## Aim
Omit every picture and return the rest of the data unaltered.

## Given data
════════════════
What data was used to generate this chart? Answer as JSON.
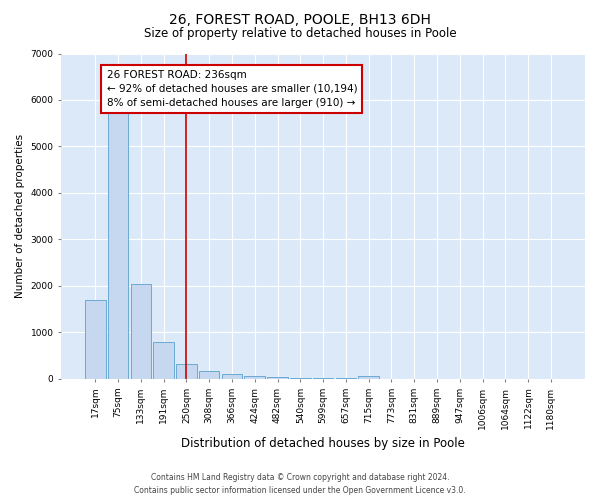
{
  "title": "26, FOREST ROAD, POOLE, BH13 6DH",
  "subtitle": "Size of property relative to detached houses in Poole",
  "xlabel": "Distribution of detached houses by size in Poole",
  "ylabel": "Number of detached properties",
  "footer_line1": "Contains HM Land Registry data © Crown copyright and database right 2024.",
  "footer_line2": "Contains public sector information licensed under the Open Government Licence v3.0.",
  "bar_labels": [
    "17sqm",
    "75sqm",
    "133sqm",
    "191sqm",
    "250sqm",
    "308sqm",
    "366sqm",
    "424sqm",
    "482sqm",
    "540sqm",
    "599sqm",
    "657sqm",
    "715sqm",
    "773sqm",
    "831sqm",
    "889sqm",
    "947sqm",
    "1006sqm",
    "1064sqm",
    "1122sqm",
    "1180sqm"
  ],
  "bar_values": [
    1700,
    5800,
    2050,
    800,
    310,
    165,
    95,
    60,
    35,
    20,
    10,
    10,
    55,
    0,
    0,
    0,
    0,
    0,
    0,
    0,
    0
  ],
  "bar_color": "#c5d8f0",
  "bar_edge_color": "#6aaad4",
  "vline_index": 4,
  "vline_color": "#cc0000",
  "annotation_text": "26 FOREST ROAD: 236sqm\n← 92% of detached houses are smaller (10,194)\n8% of semi-detached houses are larger (910) →",
  "annotation_box_facecolor": "white",
  "annotation_box_edgecolor": "#cc0000",
  "ylim": [
    0,
    7000
  ],
  "yticks": [
    0,
    1000,
    2000,
    3000,
    4000,
    5000,
    6000,
    7000
  ],
  "bg_color": "#dce9f8",
  "plot_bg_color": "#dce9f8",
  "title_fontsize": 10,
  "subtitle_fontsize": 8.5,
  "ylabel_fontsize": 7.5,
  "xlabel_fontsize": 8.5,
  "tick_fontsize": 6.5,
  "footer_fontsize": 5.5,
  "ann_fontsize": 7.5
}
════════════════
## Problem solution
What data was used to generate this chart? Answer as JSON.
{
  "title": "26, FOREST ROAD, POOLE, BH13 6DH",
  "subtitle": "Size of property relative to detached houses in Poole",
  "xlabel": "Distribution of detached houses by size in Poole",
  "ylabel": "Number of detached properties",
  "footer_line1": "Contains HM Land Registry data © Crown copyright and database right 2024.",
  "footer_line2": "Contains public sector information licensed under the Open Government Licence v3.0.",
  "bar_labels": [
    "17sqm",
    "75sqm",
    "133sqm",
    "191sqm",
    "250sqm",
    "308sqm",
    "366sqm",
    "424sqm",
    "482sqm",
    "540sqm",
    "599sqm",
    "657sqm",
    "715sqm",
    "773sqm",
    "831sqm",
    "889sqm",
    "947sqm",
    "1006sqm",
    "1064sqm",
    "1122sqm",
    "1180sqm"
  ],
  "bar_values": [
    1700,
    5800,
    2050,
    800,
    310,
    165,
    95,
    60,
    35,
    20,
    10,
    10,
    55,
    0,
    0,
    0,
    0,
    0,
    0,
    0,
    0
  ],
  "bar_color": "#c5d8f0",
  "bar_edge_color": "#6aaad4",
  "vline_index": 4,
  "vline_color": "#cc0000",
  "annotation_text": "26 FOREST ROAD: 236sqm\n← 92% of detached houses are smaller (10,194)\n8% of semi-detached houses are larger (910) →",
  "annotation_box_facecolor": "white",
  "annotation_box_edgecolor": "#cc0000",
  "ylim": [
    0,
    7000
  ],
  "yticks": [
    0,
    1000,
    2000,
    3000,
    4000,
    5000,
    6000,
    7000
  ],
  "bg_color": "#dce9f8",
  "plot_bg_color": "#dce9f8",
  "title_fontsize": 10,
  "subtitle_fontsize": 8.5,
  "ylabel_fontsize": 7.5,
  "xlabel_fontsize": 8.5,
  "tick_fontsize": 6.5,
  "footer_fontsize": 5.5,
  "ann_fontsize": 7.5
}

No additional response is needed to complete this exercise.